• [Objective]:
What lines of the data include the string "Washable"? Copy them all.

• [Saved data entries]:
━━━━━━━━━━━━━━━━

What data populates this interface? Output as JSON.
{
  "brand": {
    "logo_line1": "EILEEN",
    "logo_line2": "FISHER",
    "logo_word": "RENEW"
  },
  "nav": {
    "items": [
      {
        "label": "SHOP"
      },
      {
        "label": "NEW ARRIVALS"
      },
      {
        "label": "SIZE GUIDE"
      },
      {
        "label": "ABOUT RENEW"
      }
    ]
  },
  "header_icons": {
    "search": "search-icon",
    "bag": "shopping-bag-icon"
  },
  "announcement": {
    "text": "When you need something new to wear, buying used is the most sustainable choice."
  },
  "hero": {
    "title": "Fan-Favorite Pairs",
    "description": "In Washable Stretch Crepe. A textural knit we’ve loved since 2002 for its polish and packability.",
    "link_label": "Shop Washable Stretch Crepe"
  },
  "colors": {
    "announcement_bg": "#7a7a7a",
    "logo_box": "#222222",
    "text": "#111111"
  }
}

━━━━━━━━━━━━━━━━

• [Answer to this task]:
    "description": "In Washable Stretch Crepe. A textural knit we’ve loved since 2002 for its polish and packability.",
    "link_label": "Shop Washable Stretch Crepe"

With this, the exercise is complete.